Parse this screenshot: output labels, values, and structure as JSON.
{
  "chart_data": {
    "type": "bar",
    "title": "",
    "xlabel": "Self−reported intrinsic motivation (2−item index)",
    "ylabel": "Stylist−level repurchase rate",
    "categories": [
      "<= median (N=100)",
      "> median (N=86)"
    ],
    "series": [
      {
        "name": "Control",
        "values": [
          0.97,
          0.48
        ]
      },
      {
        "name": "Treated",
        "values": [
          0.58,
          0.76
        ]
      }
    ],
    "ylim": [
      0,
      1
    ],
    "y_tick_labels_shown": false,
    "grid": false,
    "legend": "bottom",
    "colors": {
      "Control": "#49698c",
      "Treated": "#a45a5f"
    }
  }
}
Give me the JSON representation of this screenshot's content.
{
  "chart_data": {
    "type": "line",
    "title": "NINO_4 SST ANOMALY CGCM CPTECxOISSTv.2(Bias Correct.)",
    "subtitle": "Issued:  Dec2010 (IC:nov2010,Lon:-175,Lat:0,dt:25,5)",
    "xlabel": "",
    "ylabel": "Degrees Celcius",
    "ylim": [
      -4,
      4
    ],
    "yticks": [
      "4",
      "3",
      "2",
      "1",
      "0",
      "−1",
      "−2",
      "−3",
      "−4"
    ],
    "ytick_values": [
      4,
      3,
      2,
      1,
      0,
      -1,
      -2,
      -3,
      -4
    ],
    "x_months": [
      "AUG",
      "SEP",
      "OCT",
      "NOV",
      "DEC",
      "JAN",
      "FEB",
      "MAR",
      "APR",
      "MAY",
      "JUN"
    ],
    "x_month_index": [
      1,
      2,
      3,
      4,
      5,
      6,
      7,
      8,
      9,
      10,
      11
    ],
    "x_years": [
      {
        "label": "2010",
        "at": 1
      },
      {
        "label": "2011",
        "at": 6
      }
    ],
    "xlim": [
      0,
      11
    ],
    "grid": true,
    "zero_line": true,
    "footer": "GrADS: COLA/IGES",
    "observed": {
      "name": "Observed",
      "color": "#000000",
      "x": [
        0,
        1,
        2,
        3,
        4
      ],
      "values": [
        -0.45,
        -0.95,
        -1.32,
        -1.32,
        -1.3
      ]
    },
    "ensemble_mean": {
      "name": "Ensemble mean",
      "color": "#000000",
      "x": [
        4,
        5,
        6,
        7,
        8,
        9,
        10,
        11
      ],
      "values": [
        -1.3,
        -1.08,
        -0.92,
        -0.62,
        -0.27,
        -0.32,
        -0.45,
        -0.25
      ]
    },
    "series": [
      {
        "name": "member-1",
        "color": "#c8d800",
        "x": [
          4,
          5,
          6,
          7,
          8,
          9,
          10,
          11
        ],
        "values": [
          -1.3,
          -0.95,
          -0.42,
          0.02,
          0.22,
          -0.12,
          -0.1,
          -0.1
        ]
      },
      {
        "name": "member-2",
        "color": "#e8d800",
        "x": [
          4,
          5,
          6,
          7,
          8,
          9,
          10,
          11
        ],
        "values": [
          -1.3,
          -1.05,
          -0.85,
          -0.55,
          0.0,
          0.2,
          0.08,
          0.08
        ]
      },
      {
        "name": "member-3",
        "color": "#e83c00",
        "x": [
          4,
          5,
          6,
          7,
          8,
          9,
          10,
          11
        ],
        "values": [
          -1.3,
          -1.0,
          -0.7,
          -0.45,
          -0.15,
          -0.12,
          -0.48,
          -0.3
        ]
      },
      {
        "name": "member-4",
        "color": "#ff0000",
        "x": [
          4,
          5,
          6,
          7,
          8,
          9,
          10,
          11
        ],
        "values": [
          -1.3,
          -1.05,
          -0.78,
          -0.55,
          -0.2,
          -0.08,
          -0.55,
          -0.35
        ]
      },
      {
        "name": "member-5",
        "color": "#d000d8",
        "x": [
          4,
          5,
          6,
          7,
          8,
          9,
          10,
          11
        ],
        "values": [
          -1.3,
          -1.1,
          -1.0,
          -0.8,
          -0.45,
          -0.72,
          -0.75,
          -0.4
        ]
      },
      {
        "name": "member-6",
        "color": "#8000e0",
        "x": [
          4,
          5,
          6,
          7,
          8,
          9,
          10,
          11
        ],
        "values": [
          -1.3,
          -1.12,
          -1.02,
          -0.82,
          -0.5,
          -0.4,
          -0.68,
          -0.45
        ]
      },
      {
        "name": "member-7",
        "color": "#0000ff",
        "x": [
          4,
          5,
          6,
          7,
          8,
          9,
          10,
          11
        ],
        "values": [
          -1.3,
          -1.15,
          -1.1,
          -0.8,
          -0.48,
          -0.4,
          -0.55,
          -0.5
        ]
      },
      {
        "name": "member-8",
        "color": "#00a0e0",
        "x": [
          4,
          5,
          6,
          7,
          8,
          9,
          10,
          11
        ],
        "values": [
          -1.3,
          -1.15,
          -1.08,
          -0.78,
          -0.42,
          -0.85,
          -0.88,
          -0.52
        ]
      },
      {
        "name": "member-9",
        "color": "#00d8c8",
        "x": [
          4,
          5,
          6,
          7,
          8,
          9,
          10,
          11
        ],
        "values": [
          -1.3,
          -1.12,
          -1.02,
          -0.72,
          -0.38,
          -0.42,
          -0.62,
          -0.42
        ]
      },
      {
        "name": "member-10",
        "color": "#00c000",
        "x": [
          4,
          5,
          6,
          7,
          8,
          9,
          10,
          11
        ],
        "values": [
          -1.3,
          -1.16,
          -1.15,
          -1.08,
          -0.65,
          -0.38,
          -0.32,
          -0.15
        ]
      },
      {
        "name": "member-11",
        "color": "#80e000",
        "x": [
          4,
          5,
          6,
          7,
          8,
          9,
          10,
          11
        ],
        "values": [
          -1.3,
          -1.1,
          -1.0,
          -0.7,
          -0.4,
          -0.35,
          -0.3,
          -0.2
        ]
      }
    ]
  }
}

****

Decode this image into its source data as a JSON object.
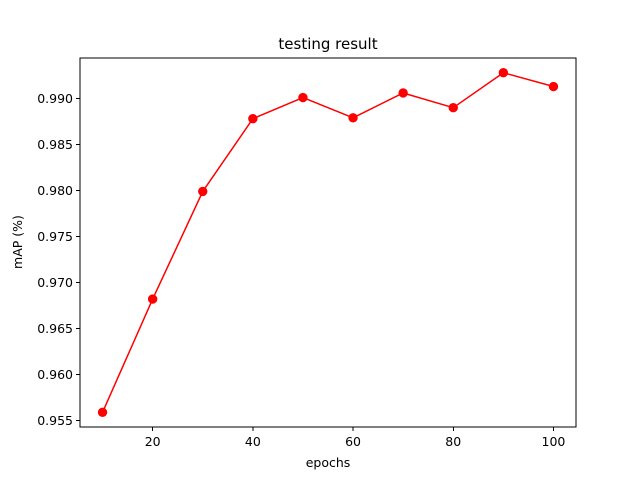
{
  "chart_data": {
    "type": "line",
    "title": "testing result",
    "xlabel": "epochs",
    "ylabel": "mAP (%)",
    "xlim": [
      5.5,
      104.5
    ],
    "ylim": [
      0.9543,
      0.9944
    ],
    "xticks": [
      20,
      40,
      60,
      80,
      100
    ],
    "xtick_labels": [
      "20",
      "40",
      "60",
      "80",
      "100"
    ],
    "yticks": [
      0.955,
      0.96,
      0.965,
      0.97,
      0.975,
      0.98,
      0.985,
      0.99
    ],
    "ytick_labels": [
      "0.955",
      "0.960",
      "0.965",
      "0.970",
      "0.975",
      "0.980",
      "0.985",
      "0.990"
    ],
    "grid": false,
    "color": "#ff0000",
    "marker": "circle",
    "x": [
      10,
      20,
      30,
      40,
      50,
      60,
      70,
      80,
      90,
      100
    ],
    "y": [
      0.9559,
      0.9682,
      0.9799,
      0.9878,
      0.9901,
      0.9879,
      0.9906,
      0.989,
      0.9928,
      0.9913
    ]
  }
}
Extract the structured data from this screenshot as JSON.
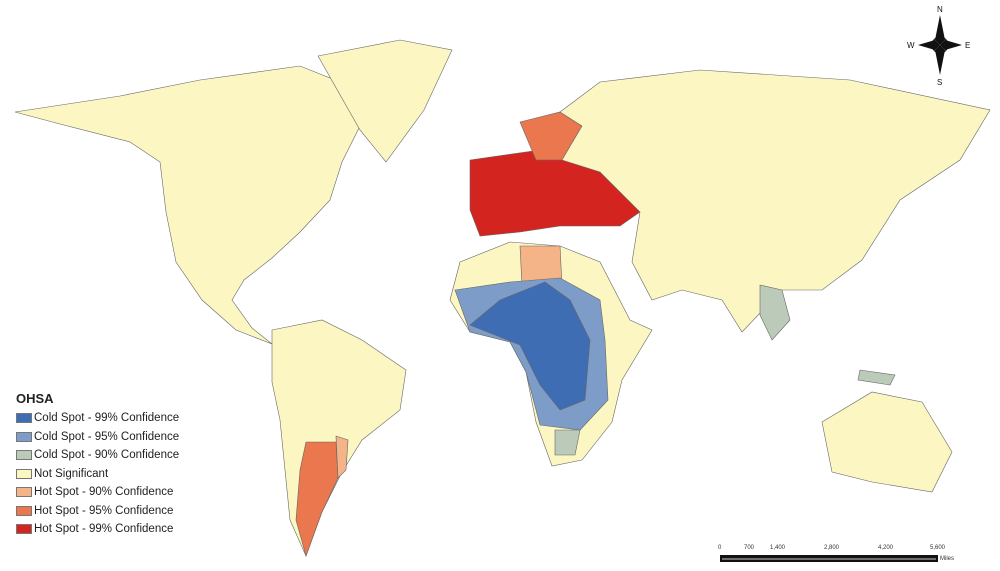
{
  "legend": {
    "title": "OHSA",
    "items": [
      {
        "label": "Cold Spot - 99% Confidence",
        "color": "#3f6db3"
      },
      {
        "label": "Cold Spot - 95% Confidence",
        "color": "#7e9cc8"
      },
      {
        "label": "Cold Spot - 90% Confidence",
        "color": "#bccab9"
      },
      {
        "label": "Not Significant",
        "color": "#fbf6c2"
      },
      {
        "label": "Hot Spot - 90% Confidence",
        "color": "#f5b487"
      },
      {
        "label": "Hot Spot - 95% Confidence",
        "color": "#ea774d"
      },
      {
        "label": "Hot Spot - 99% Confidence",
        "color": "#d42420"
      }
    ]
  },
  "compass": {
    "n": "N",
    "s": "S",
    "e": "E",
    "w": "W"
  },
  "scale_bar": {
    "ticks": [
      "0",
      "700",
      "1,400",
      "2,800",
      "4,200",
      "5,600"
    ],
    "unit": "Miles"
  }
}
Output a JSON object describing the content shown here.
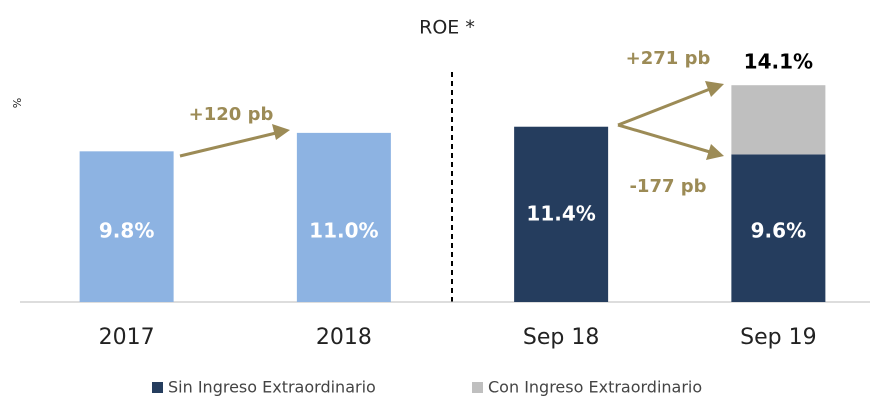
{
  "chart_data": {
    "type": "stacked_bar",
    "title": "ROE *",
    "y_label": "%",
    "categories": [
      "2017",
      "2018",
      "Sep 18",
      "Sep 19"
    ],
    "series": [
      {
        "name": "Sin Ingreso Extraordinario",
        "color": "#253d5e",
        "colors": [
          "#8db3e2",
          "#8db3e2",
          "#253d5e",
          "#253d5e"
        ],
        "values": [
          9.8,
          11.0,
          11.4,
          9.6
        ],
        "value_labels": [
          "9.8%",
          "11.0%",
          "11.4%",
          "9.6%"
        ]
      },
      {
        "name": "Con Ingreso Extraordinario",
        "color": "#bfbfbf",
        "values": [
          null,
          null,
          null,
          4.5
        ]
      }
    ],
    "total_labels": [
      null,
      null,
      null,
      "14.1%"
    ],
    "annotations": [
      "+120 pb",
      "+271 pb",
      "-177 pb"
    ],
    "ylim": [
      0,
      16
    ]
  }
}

****

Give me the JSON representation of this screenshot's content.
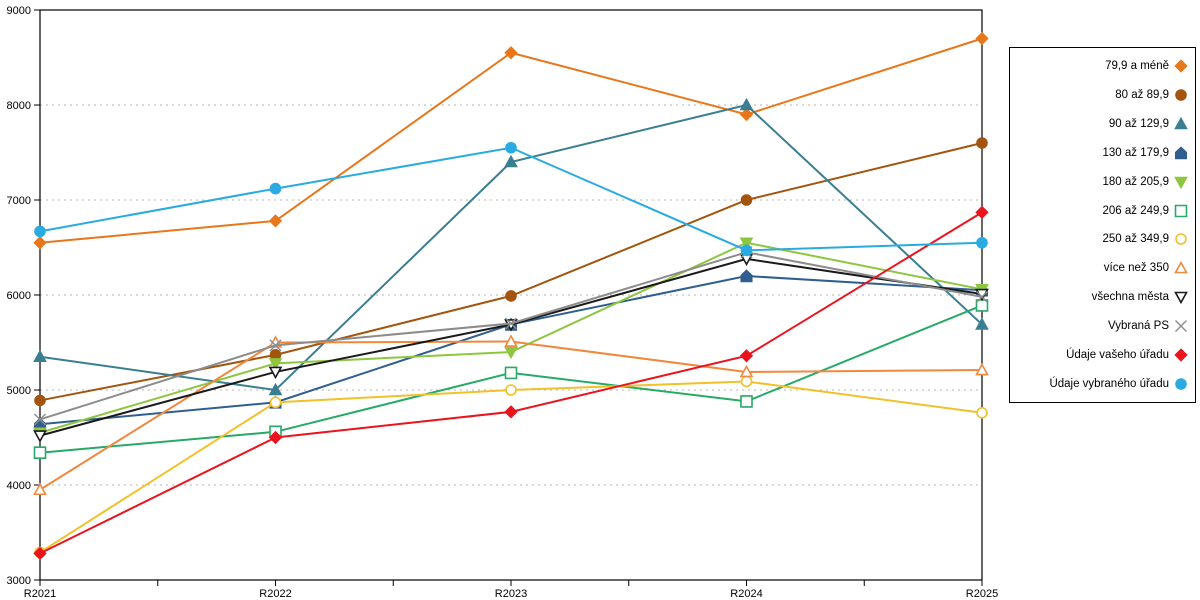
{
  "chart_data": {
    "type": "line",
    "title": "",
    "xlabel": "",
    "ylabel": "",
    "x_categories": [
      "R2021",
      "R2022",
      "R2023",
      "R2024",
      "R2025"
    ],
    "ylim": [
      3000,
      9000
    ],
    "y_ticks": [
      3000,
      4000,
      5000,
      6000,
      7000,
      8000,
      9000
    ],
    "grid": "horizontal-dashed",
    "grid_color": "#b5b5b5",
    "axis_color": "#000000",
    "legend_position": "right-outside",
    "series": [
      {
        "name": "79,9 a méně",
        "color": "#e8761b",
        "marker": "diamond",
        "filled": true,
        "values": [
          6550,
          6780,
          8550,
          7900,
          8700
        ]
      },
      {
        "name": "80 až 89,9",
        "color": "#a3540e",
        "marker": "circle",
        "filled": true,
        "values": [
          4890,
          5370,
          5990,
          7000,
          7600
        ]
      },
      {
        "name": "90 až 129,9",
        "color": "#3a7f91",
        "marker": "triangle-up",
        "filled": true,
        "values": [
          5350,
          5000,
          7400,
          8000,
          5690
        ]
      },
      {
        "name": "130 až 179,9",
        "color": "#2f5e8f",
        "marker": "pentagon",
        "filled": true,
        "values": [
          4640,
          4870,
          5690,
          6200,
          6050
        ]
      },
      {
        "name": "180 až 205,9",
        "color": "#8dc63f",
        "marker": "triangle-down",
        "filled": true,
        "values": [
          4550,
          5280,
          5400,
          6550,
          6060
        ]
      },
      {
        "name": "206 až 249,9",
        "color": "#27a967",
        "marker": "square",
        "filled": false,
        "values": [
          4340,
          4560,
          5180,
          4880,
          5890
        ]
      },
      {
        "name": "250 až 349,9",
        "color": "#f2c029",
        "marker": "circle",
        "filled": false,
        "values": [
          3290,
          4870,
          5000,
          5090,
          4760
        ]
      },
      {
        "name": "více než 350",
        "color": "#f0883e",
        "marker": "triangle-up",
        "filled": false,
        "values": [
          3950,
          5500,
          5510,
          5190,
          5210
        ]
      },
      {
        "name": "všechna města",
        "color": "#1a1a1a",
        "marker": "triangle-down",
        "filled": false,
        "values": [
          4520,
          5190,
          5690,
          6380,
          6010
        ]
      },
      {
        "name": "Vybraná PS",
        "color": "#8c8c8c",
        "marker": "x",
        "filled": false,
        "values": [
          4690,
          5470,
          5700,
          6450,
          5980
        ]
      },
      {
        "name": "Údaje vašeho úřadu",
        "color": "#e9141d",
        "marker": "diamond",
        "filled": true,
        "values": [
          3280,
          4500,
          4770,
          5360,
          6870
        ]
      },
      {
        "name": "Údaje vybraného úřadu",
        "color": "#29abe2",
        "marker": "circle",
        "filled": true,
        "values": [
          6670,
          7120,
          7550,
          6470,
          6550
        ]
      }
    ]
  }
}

****

* _WHAT IS REQUIRED_:
State how many lines in the entries above include the word "Confidence"; reply with the number alone.

* _WORKED SOLUTION_:
6